▸ Stated task:
What follows is a block of records; reproduce all of it verbatim.
--- Start Dataset rows ---
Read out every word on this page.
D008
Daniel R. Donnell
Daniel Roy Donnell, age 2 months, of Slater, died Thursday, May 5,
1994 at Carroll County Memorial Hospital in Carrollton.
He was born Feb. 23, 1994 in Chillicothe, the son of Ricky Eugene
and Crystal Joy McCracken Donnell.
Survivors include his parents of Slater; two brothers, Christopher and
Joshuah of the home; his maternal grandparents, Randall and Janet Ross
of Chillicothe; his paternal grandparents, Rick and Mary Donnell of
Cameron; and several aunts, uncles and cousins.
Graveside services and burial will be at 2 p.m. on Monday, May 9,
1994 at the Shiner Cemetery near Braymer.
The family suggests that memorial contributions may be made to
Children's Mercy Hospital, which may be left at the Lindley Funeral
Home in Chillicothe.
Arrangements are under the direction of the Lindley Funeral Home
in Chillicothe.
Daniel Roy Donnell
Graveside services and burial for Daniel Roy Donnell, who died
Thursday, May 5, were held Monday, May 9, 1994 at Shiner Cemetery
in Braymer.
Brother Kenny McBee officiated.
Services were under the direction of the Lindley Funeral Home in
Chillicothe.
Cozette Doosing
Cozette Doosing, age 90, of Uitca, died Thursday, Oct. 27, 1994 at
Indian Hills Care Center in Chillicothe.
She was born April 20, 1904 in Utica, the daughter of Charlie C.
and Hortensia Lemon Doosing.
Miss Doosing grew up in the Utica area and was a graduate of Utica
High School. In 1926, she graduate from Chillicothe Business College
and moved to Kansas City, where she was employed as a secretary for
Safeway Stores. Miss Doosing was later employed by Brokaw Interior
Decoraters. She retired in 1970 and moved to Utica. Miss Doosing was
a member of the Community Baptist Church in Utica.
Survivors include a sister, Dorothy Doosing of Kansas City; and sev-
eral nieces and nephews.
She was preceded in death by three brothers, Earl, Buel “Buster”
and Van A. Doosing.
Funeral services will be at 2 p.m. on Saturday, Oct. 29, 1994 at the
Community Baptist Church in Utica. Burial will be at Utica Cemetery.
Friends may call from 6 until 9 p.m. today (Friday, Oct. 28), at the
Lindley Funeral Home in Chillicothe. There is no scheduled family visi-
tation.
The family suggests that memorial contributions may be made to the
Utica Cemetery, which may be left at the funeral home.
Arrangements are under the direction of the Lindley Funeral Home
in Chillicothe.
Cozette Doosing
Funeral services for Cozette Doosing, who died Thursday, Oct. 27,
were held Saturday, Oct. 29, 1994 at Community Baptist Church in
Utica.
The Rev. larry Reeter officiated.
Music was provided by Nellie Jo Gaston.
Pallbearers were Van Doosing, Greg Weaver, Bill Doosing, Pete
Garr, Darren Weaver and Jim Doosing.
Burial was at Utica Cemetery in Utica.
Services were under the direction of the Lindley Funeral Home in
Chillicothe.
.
--- End Dataset rows ---
▸ The result:
Read out every word on this page.
D008
Daniel R. Donnell
Daniel Roy Donnell, age 2 months, of Slater, died Thursday, May 5,
1994 at Carroll County Memorial Hospital in Carrollton.
He was born Feb. 23, 1994 in Chillicothe, the son of Ricky Eugene
and Crystal Joy McCracken Donnell.
Survivors include his parents of Slater; two brothers, Christopher and
Joshuah of the home; his maternal grandparents, Randall and Janet Ross
of Chillicothe; his paternal grandparents, Rick and Mary Donnell of
Cameron; and several aunts, uncles and cousins.
Graveside services and burial will be at 2 p.m. on Monday, May 9,
1994 at the Shiner Cemetery near Braymer.
The family suggests that memorial contributions may be made to
Children's Mercy Hospital, which may be left at the Lindley Funeral
Home in Chillicothe.
Arrangements are under the direction of the Lindley Funeral Home
in Chillicothe.
Daniel Roy Donnell
Graveside services and burial for Daniel Roy Donnell, who died
Thursday, May 5, were held Monday, May 9, 1994 at Shiner Cemetery
in Braymer.
Brother Kenny McBee officiated.
Services were under the direction of the Lindley Funeral Home in
Chillicothe.
Cozette Doosing
Cozette Doosing, age 90, of Uitca, died Thursday, Oct. 27, 1994 at
Indian Hills Care Center in Chillicothe.
She was born April 20, 1904 in Utica, the daughter of Charlie C.
and Hortensia Lemon Doosing.
Miss Doosing grew up in the Utica area and was a graduate of Utica
High School. In 1926, she graduate from Chillicothe Business College
and moved to Kansas City, where she was employed as a secretary for
Safeway Stores. Miss Doosing was later employed by Brokaw Interior
Decoraters. She retired in 1970 and moved to Utica. Miss Doosing was
a member of the Community Baptist Church in Utica.
Survivors include a sister, Dorothy Doosing of Kansas City; and sev-
eral nieces and nephews.
She was preceded in death by three brothers, Earl, Buel “Buster”
and Van A. Doosing.
Funeral services will be at 2 p.m. on Saturday, Oct. 29, 1994 at the
Community Baptist Church in Utica. Burial will be at Utica Cemetery.
Friends may call from 6 until 9 p.m. today (Friday, Oct. 28), at the
Lindley Funeral Home in Chillicothe. There is no scheduled family visi-
tation.
The family suggests that memorial contributions may be made to the
Utica Cemetery, which may be left at the funeral home.
Arrangements are under the direction of the Lindley Funeral Home
in Chillicothe.
Cozette Doosing
Funeral services for Cozette Doosing, who died Thursday, Oct. 27,
were held Saturday, Oct. 29, 1994 at Community Baptist Church in
Utica.
The Rev. larry Reeter officiated.
Music was provided by Nellie Jo Gaston.
Pallbearers were Van Doosing, Greg Weaver, Bill Doosing, Pete
Garr, Darren Weaver and Jim Doosing.
Burial was at Utica Cemetery in Utica.
Services were under the direction of the Lindley Funeral Home in
Chillicothe.
.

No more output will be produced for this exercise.